Instruction: Identify the lines bearing the string "efficiency" and gather them.

Records to process:
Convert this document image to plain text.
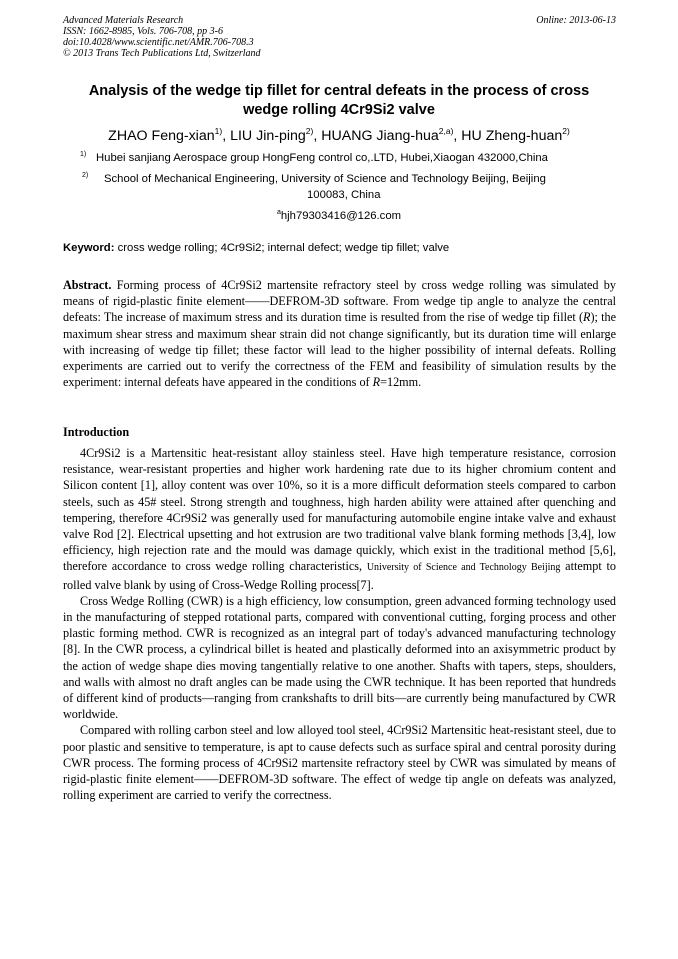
Advanced Materials Research
ISSN: 1662-8985, Vols. 706-708, pp 3-6
doi:10.4028/www.scientific.net/AMR.706-708.3
© 2013 Trans Tech Publications Ltd, Switzerland
Online: 2013-06-13
Analysis of the wedge tip fillet for central defeats in the process of cross
wedge rolling 4Cr9Si2 valve
ZHAO Feng-xian$^{1)}$, LIU Jin-ping$^{2)}$, HUANG Jiang-hua$^{2,a)}$, HU Zheng-huan$^{2)}$
1) Hubei sanjiang Aerospace group HongFeng control co,.LTD, Hubei,Xiaogan 432000,China
2) School of Mechanical Engineering, University of Science and Technology Beijing, Beijing
100083, China
$^a$hjh79303416@126.com
Keyword: cross wedge rolling; 4Cr9Si2; internal defect; wedge tip fillet; valve

Abstract. Forming process of 4Cr9Si2 martensite refractory steel by cross wedge rolling was simulated by means of rigid-plastic finite element——DEFROM-3D software. From wedge tip angle to analyze the central defeats: The increase of maximum stress and its duration time is resulted from the rise of wedge tip fillet (R); the maximum shear stress and maximum shear strain did not change significantly, but its duration time will enlarge with increasing of wedge tip fillet; these factor will lead to the higher possibility of internal defeats. Rolling experiments are carried out to verify the correctness of the FEM and feasibility of simulation results by the experiment: internal defeats have appeared in the conditions of R=12mm.

Introduction

4Cr9Si2 is a Martensitic heat-resistant alloy stainless steel. Have high temperature resistance, corrosion resistance, wear-resistant properties and higher work hardening rate due to its higher chromium content and Silicon content [1], alloy content was over 10%, so it is a more difficult deformation steels compared to carbon steels, such as 45# steel. Strong strength and toughness, high harden ability were attained after quenching and tempering, therefore 4Cr9Si2 was generally used for manufacturing automobile engine intake valve and exhaust valve Rod [2]. Electrical upsetting and hot extrusion are two traditional valve blank forming methods [3,4], low efficiency, high rejection rate and the mould was damage quickly, which exist in the traditional method [5,6], therefore accordance to cross wedge rolling characteristics, University of Science and Technology Beijing attempt to rolled valve blank by using of Cross-Wedge Rolling process[7].

Cross Wedge Rolling (CWR) is a high efficiency, low consumption, green advanced forming technology used in the manufacturing of stepped rotational parts, compared with conventional cutting, forging process and other plastic forming method. CWR is recognized as an integral part of today's advanced manufacturing technology [8]. In the CWR process, a cylindrical billet is heated and plastically deformed into an axisymmetric product by the action of wedge shape dies moving tangentially relative to one another. Shafts with tapers, steps, shoulders, and walls with almost no draft angles can be made using the CWR technique. It has been reported that hundreds of different kind of products—ranging from crankshafts to drill bits—are currently being manufactured by CWR worldwide.

Compared with rolling carbon steel and low alloyed tool steel, 4Cr9Si2 Martensitic heat-resistant steel, due to poor plastic and sensitive to temperature, is apt to cause defects such as surface spiral and central porosity during CWR process. The forming process of 4Cr9Si2 martensite refractory steel by CWR was simulated by means of rigid-plastic finite element——DEFROM-3D software. The effect of wedge tip angle on defeats was analyzed, rolling experiment are carried to verify the correctness.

The result:
4Cr9Si2 is a Martensitic heat-resistant alloy stainless steel. Have high temperature resistance, corrosion resistance, wear-resistant properties and higher work hardening rate due to its higher chromium content and Silicon content [1], alloy content was over 10%, so it is a more difficult deformation steels compared to carbon steels, such as 45# steel. Strong strength and toughness, high harden ability were attained after quenching and tempering, therefore 4Cr9Si2 was generally used for manufacturing automobile engine intake valve and exhaust valve Rod [2]. Electrical upsetting and hot extrusion are two traditional valve blank forming methods [3,4], low efficiency, high rejection rate and the mould was damage quickly, which exist in the traditional method [5,6], therefore accordance to cross wedge rolling characteristics, University of Science and Technology Beijing attempt to rolled valve blank by using of Cross-Wedge Rolling process[7].
Cross Wedge Rolling (CWR) is a high efficiency, low consumption, green advanced forming technology used in the manufacturing of stepped rotational parts, compared with conventional cutting, forging process and other plastic forming method. CWR is recognized as an integral part of today's advanced manufacturing technology [8]. In the CWR process, a cylindrical billet is heated and plastically deformed into an axisymmetric product by the action of wedge shape dies moving tangentially relative to one another. Shafts with tapers, steps, shoulders, and walls with almost no draft angles can be made using the CWR technique. It has been reported that hundreds of different kind of products—ranging from crankshafts to drill bits—are currently being manufactured by CWR worldwide.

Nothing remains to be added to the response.